PROBLEM REQUIREMENTS
Reproduce every entry that follows word for word, but omit the images.
:::::
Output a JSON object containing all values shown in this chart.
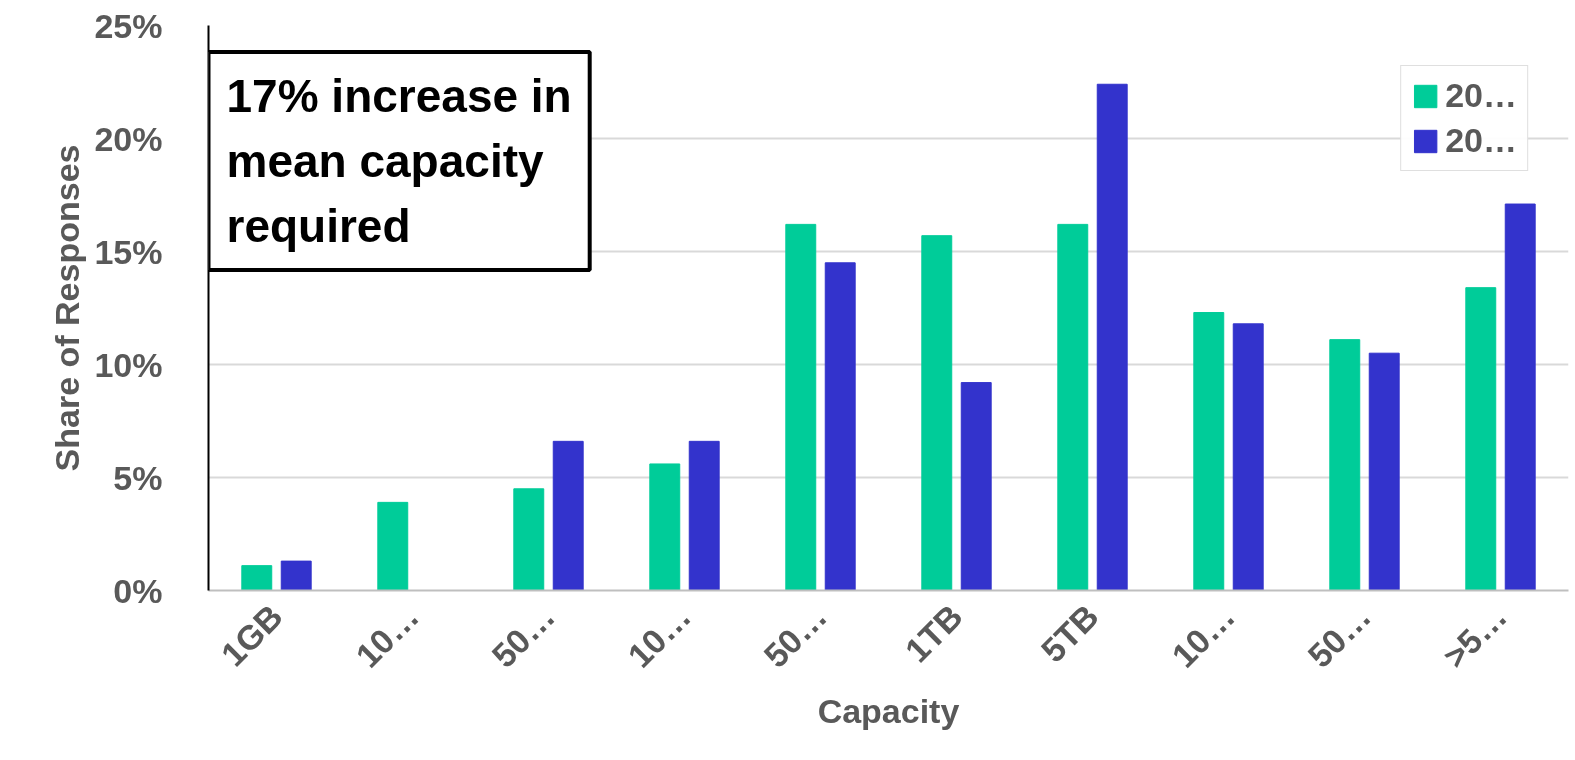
{
  "chart_data": {
    "type": "bar",
    "xlabel": "Capacity",
    "ylabel": "Share of Responses",
    "categories": [
      "1GB",
      "10…",
      "50…",
      "10…",
      "50…",
      "1TB",
      "5TB",
      "10…",
      "50…",
      ">5…"
    ],
    "series": [
      {
        "name": "20…",
        "color": "#00cc99",
        "values": [
          1.1,
          3.9,
          4.5,
          5.6,
          16.2,
          15.7,
          16.2,
          12.3,
          11.1,
          13.4
        ]
      },
      {
        "name": "20…",
        "color": "#3333cc",
        "values": [
          1.3,
          0,
          6.6,
          6.6,
          14.5,
          9.2,
          22.4,
          11.8,
          10.5,
          17.1
        ]
      }
    ],
    "ylim": [
      0,
      25
    ],
    "yticks": [
      {
        "value": 0,
        "label": "0%"
      },
      {
        "value": 5,
        "label": "5%"
      },
      {
        "value": 10,
        "label": "10%"
      },
      {
        "value": 15,
        "label": "15%"
      },
      {
        "value": 20,
        "label": "20%"
      },
      {
        "value": 25,
        "label": "25%"
      }
    ],
    "grid": "y",
    "legend": "top right",
    "annotations": [
      "17% increase in\nmean capacity\nrequired"
    ]
  }
}
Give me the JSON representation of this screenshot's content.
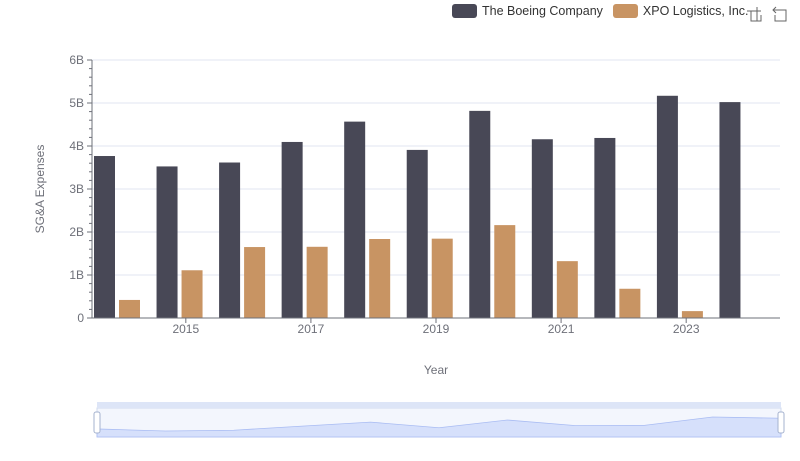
{
  "chart_data": {
    "type": "bar",
    "title": "",
    "xlabel": "Year",
    "ylabel": "SG&A Expenses",
    "categories": [
      "2014",
      "2015",
      "2016",
      "2017",
      "2018",
      "2019",
      "2020",
      "2021",
      "2022",
      "2023",
      "2024"
    ],
    "x_tick_labels": [
      "2015",
      "2017",
      "2019",
      "2021",
      "2023"
    ],
    "y_tick_labels": [
      "0",
      "1B",
      "2B",
      "3B",
      "4B",
      "5B",
      "6B"
    ],
    "ylim": [
      0,
      6000000000
    ],
    "grid": true,
    "legend_position": "top-right",
    "series": [
      {
        "name": "The Boeing Company",
        "color": "#484856",
        "values": [
          3767000000,
          3525000000,
          3616000000,
          4094000000,
          4567000000,
          3909000000,
          4817000000,
          4157000000,
          4187000000,
          5168000000,
          5021000000
        ]
      },
      {
        "name": "XPO Logistics, Inc.",
        "color": "#c89463",
        "values": [
          420000000,
          1110000000,
          1650000000,
          1656000000,
          1837000000,
          1845000000,
          2160000000,
          1322000000,
          680000000,
          160000000,
          null
        ]
      }
    ]
  },
  "toolbox": {
    "zoom_icon": "zoom-icon",
    "restore_icon": "restore-icon"
  },
  "colors": {
    "axis": "#6e7079",
    "grid": "#e0e6f1",
    "slider_fill": "#d6e0fb",
    "slider_border": "#d2dbee"
  }
}
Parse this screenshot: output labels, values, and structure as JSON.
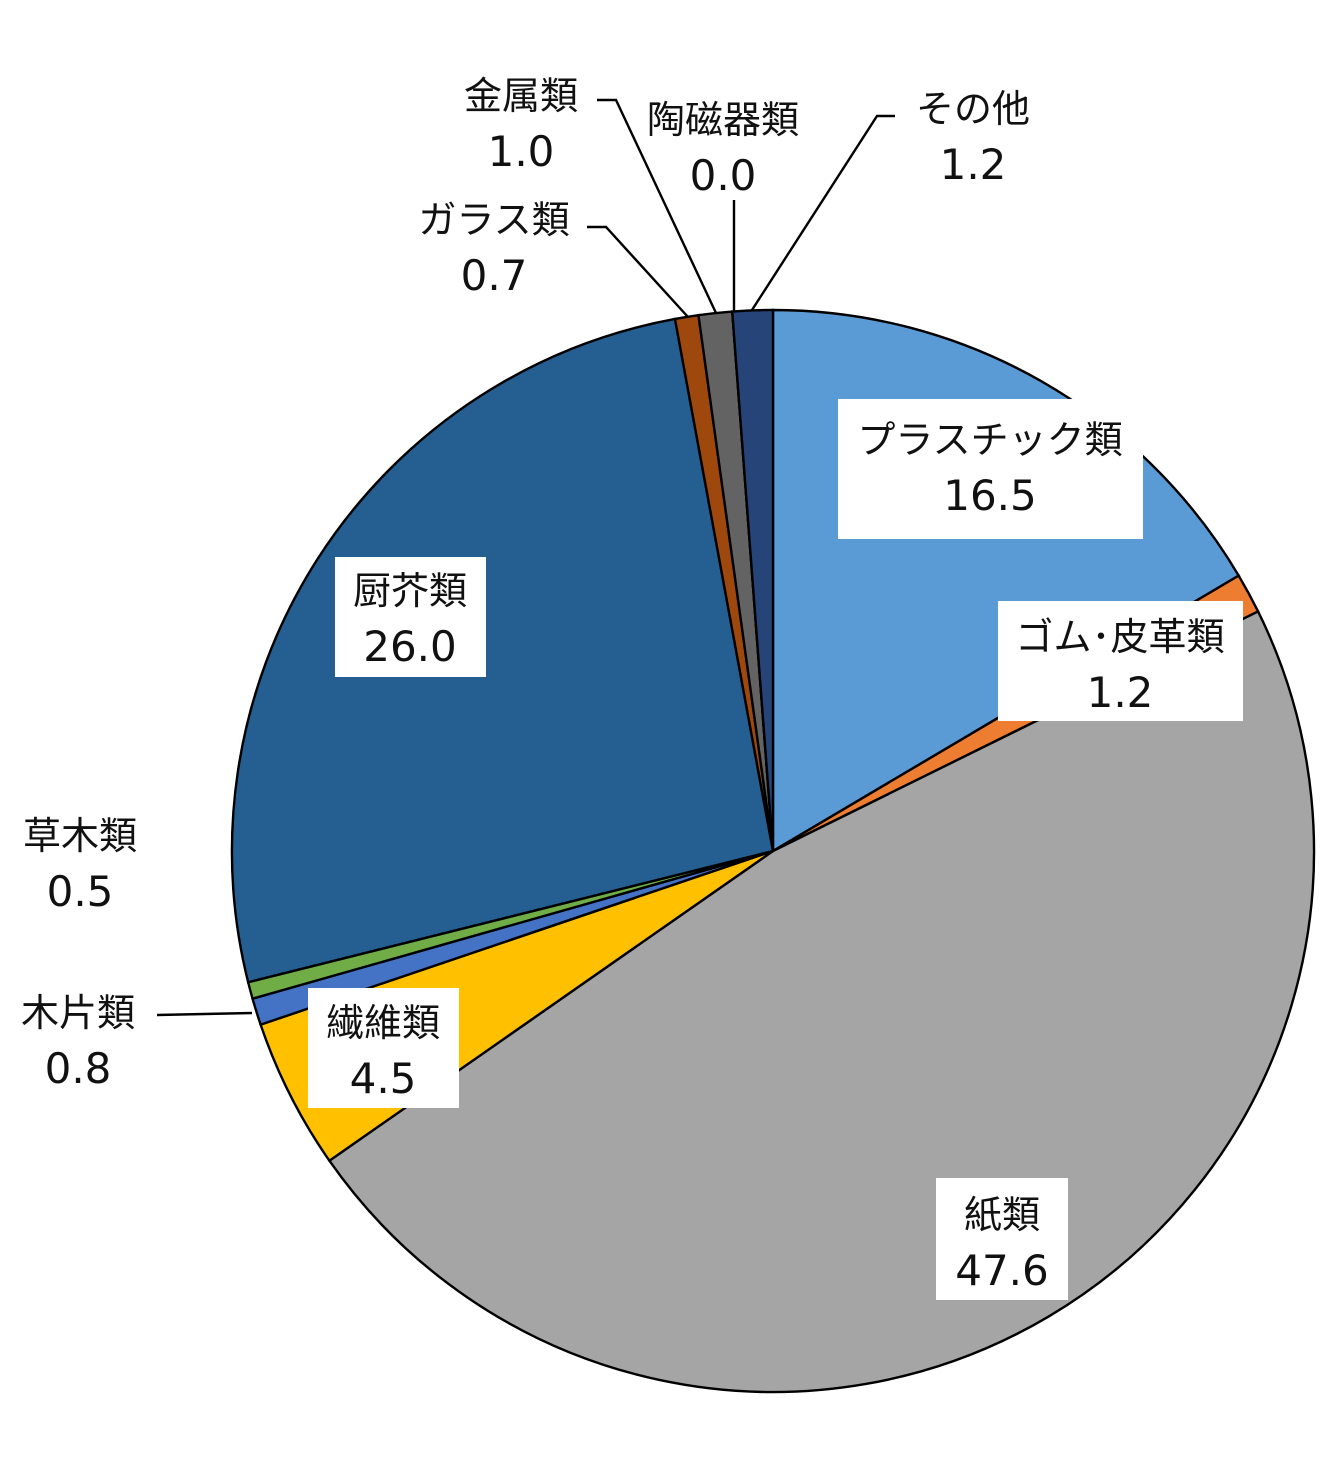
{
  "chart_data": {
    "type": "pie",
    "start_angle_deg": 0,
    "direction": "clockwise",
    "slices": [
      {
        "label": "プラスチック類",
        "value": "16.5",
        "color": "#5B9BD5"
      },
      {
        "label": "ゴム･皮革類",
        "value": "1.2",
        "color": "#ED7D31"
      },
      {
        "label": "紙類",
        "value": "47.6",
        "color": "#A5A5A5"
      },
      {
        "label": "繊維類",
        "value": "4.5",
        "color": "#FFC000"
      },
      {
        "label": "木片類",
        "value": "0.8",
        "color": "#4472C4"
      },
      {
        "label": "草木類",
        "value": "0.5",
        "color": "#70AD47"
      },
      {
        "label": "厨芥類",
        "value": "26.0",
        "color": "#255E91"
      },
      {
        "label": "ガラス類",
        "value": "0.7",
        "color": "#9E480E"
      },
      {
        "label": "金属類",
        "value": "1.0",
        "color": "#636363"
      },
      {
        "label": "陶磁器類",
        "value": "0.0",
        "color": "#997300"
      },
      {
        "label": "その他",
        "value": "1.2",
        "color": "#264478"
      }
    ]
  }
}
:::::
WRITTEN RESPONSE
Output a JSON object containing all values shown in this chart.
{
  "chart_data": {
    "type": "bar",
    "xlabel": "Capacity",
    "ylabel": "Share of Responses",
    "categories": [
      "1GB",
      "10…",
      "50…",
      "10…",
      "50…",
      "1TB",
      "5TB",
      "10…",
      "50…",
      ">5…"
    ],
    "series": [
      {
        "name": "20…",
        "color": "#00cc99",
        "values": [
          1.1,
          3.9,
          4.5,
          5.6,
          16.2,
          15.7,
          16.2,
          12.3,
          11.1,
          13.4
        ]
      },
      {
        "name": "20…",
        "color": "#3333cc",
        "values": [
          1.3,
          0,
          6.6,
          6.6,
          14.5,
          9.2,
          22.4,
          11.8,
          10.5,
          17.1
        ]
      }
    ],
    "ylim": [
      0,
      25
    ],
    "yticks": [
      {
        "value": 0,
        "label": "0%"
      },
      {
        "value": 5,
        "label": "5%"
      },
      {
        "value": 10,
        "label": "10%"
      },
      {
        "value": 15,
        "label": "15%"
      },
      {
        "value": 20,
        "label": "20%"
      },
      {
        "value": 25,
        "label": "25%"
      }
    ],
    "grid": "y",
    "legend": "top right",
    "annotations": [
      "17% increase in\nmean capacity\nrequired"
    ]
  }
}
Give me the JSON representation of this screenshot's content.
{
  "chart_data": {
    "type": "bar",
    "title": "",
    "xlabel": "Year",
    "ylabel": "SG&A Expenses",
    "categories": [
      "2014",
      "2015",
      "2016",
      "2017",
      "2018",
      "2019",
      "2020",
      "2021",
      "2022",
      "2023",
      "2024"
    ],
    "x_tick_labels": [
      "2015",
      "2017",
      "2019",
      "2021",
      "2023"
    ],
    "y_tick_labels": [
      "0",
      "1B",
      "2B",
      "3B",
      "4B",
      "5B",
      "6B"
    ],
    "ylim": [
      0,
      6000000000
    ],
    "grid": true,
    "legend_position": "top-right",
    "series": [
      {
        "name": "The Boeing Company",
        "color": "#484856",
        "values": [
          3767000000,
          3525000000,
          3616000000,
          4094000000,
          4567000000,
          3909000000,
          4817000000,
          4157000000,
          4187000000,
          5168000000,
          5021000000
        ]
      },
      {
        "name": "XPO Logistics, Inc.",
        "color": "#c89463",
        "values": [
          420000000,
          1110000000,
          1650000000,
          1656000000,
          1837000000,
          1845000000,
          2160000000,
          1322000000,
          680000000,
          160000000,
          null
        ]
      }
    ]
  },
  "toolbox": {
    "zoom_icon": "zoom-icon",
    "restore_icon": "restore-icon"
  },
  "colors": {
    "axis": "#6e7079",
    "grid": "#e0e6f1",
    "slider_fill": "#d6e0fb",
    "slider_border": "#d2dbee"
  }
}
Parse this screenshot: output labels, values, and structure as JSON.
{
  "chart_data": {
    "type": "pie",
    "start_angle_deg": 0,
    "direction": "clockwise",
    "slices": [
      {
        "label": "プラスチック類",
        "value": "16.5",
        "color": "#5B9BD5"
      },
      {
        "label": "ゴム･皮革類",
        "value": "1.2",
        "color": "#ED7D31"
      },
      {
        "label": "紙類",
        "value": "47.6",
        "color": "#A5A5A5"
      },
      {
        "label": "繊維類",
        "value": "4.5",
        "color": "#FFC000"
      },
      {
        "label": "木片類",
        "value": "0.8",
        "color": "#4472C4"
      },
      {
        "label": "草木類",
        "value": "0.5",
        "color": "#70AD47"
      },
      {
        "label": "厨芥類",
        "value": "26.0",
        "color": "#255E91"
      },
      {
        "label": "ガラス類",
        "value": "0.7",
        "color": "#9E480E"
      },
      {
        "label": "金属類",
        "value": "1.0",
        "color": "#636363"
      },
      {
        "label": "陶磁器類",
        "value": "0.0",
        "color": "#997300"
      },
      {
        "label": "その他",
        "value": "1.2",
        "color": "#264478"
      }
    ]
  }
}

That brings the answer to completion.